• TASK DETAILS
The listing below contains a span that opens with the line containing "Give me the" and closes with the line containing "Transcribe this image's". Return that span exactly.

* Begin TASK DATA *

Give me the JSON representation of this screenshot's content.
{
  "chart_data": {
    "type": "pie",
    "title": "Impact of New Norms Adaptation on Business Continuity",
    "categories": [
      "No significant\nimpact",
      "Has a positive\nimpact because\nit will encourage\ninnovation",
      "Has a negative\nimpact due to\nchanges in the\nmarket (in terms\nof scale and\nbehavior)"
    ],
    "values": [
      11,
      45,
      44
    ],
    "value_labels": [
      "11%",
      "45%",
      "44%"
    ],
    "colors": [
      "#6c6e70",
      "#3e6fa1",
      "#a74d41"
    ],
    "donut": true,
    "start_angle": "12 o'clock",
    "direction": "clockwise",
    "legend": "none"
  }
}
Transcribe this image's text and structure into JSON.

* End TASK DATA *
* Begin TASK DATA *

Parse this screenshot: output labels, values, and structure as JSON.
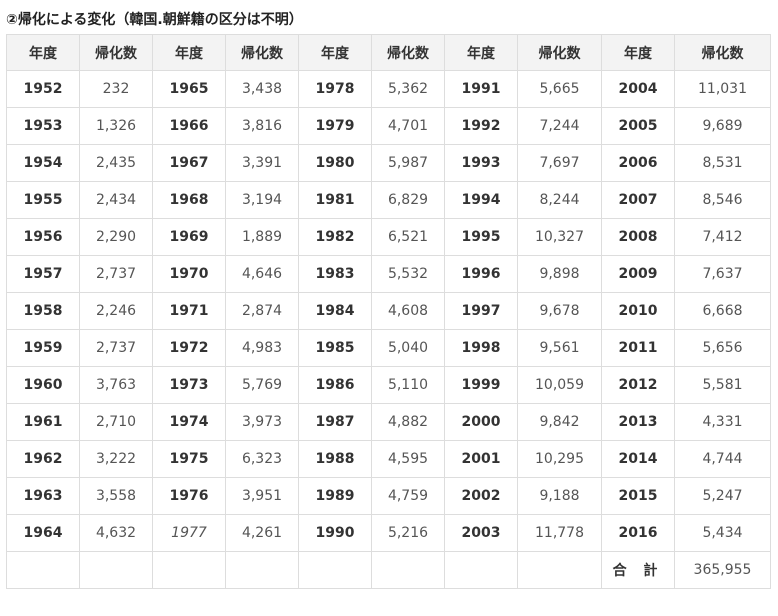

* End TASK DATA *

• EXERCISE SOLUTION
Give me the JSON representation of this screenshot's content.
{
  "chart_data": {
    "type": "pie",
    "title": "Impact of New Norms Adaptation on Business Continuity",
    "categories": [
      "No significant\nimpact",
      "Has a positive\nimpact because\nit will encourage\ninnovation",
      "Has a negative\nimpact due to\nchanges in the\nmarket (in terms\nof scale and\nbehavior)"
    ],
    "values": [
      11,
      45,
      44
    ],
    "value_labels": [
      "11%",
      "45%",
      "44%"
    ],
    "colors": [
      "#6c6e70",
      "#3e6fa1",
      "#a74d41"
    ],
    "donut": true,
    "start_angle": "12 o'clock",
    "direction": "clockwise",
    "legend": "none"
  }
}
Transcribe this image's text and structure into JSON.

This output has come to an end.